THE PROBLEM – Keep only those lines of the records that include the string "Stores".

DATASET EXTRACT –
>>>

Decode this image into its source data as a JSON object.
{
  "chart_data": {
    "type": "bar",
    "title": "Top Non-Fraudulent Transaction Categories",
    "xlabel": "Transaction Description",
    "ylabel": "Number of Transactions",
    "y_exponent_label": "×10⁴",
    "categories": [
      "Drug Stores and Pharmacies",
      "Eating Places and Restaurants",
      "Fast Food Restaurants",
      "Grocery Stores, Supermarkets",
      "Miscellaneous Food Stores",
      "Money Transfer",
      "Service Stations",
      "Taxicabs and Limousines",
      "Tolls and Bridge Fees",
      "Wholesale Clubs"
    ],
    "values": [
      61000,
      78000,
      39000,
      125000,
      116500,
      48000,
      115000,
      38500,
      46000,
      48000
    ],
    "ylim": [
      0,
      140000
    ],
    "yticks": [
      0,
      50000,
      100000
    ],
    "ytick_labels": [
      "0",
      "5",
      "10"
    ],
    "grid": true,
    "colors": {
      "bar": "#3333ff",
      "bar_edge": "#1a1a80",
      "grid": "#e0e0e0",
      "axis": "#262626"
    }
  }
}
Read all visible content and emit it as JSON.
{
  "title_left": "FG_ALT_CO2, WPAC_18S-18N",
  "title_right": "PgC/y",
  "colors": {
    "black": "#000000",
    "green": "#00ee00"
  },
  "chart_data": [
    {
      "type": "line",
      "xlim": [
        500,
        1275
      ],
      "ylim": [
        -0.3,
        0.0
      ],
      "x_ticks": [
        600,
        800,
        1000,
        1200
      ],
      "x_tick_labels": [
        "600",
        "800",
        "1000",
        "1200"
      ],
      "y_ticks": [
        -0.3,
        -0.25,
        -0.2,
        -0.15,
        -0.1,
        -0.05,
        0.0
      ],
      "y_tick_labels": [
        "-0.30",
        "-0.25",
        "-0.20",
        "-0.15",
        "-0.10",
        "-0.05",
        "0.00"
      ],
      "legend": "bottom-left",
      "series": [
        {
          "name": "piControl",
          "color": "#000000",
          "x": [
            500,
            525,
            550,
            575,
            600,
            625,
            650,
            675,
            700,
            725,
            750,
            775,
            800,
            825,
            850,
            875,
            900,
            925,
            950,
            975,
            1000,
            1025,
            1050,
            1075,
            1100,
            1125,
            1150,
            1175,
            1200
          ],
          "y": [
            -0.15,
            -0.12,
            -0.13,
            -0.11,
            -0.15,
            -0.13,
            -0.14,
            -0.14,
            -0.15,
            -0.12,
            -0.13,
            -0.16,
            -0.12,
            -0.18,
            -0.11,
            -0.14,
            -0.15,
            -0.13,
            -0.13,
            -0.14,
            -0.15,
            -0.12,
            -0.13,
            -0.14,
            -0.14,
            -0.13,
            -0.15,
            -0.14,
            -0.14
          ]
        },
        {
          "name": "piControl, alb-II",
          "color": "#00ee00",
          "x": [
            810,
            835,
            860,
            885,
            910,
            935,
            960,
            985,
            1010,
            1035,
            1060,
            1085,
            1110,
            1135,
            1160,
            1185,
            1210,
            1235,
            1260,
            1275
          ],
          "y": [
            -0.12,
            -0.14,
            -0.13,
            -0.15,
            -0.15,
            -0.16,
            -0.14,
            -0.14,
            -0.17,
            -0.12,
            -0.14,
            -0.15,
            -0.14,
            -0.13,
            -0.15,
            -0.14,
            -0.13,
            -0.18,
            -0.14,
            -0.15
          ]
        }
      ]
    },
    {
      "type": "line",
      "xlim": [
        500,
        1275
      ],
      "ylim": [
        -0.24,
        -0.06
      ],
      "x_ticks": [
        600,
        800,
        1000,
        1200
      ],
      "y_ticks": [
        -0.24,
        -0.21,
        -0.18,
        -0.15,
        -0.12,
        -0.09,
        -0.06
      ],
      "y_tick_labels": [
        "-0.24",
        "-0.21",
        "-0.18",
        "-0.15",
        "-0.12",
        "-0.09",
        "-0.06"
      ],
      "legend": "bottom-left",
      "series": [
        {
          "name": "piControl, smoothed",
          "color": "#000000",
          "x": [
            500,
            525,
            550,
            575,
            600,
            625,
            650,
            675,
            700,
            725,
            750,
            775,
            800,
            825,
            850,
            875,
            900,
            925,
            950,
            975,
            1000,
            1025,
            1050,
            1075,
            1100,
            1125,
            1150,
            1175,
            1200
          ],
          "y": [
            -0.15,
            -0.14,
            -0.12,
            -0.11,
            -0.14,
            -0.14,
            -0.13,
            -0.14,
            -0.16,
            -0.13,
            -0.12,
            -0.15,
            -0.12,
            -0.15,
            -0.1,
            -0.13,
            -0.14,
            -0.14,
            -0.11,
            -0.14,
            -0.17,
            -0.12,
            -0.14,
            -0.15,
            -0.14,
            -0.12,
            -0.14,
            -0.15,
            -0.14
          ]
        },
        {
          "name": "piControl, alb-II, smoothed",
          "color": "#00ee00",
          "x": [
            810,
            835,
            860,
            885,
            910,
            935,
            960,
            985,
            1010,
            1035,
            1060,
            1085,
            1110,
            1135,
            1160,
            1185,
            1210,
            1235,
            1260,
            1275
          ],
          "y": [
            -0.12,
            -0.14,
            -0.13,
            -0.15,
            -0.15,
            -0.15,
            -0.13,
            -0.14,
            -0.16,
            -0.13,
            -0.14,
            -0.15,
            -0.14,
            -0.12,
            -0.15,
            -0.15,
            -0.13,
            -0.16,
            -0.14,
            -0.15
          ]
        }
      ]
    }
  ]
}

<<<

RESULT –
      "Drug Stores and Pharmacies",
      "Grocery Stores, Supermarkets",
      "Miscellaneous Food Stores",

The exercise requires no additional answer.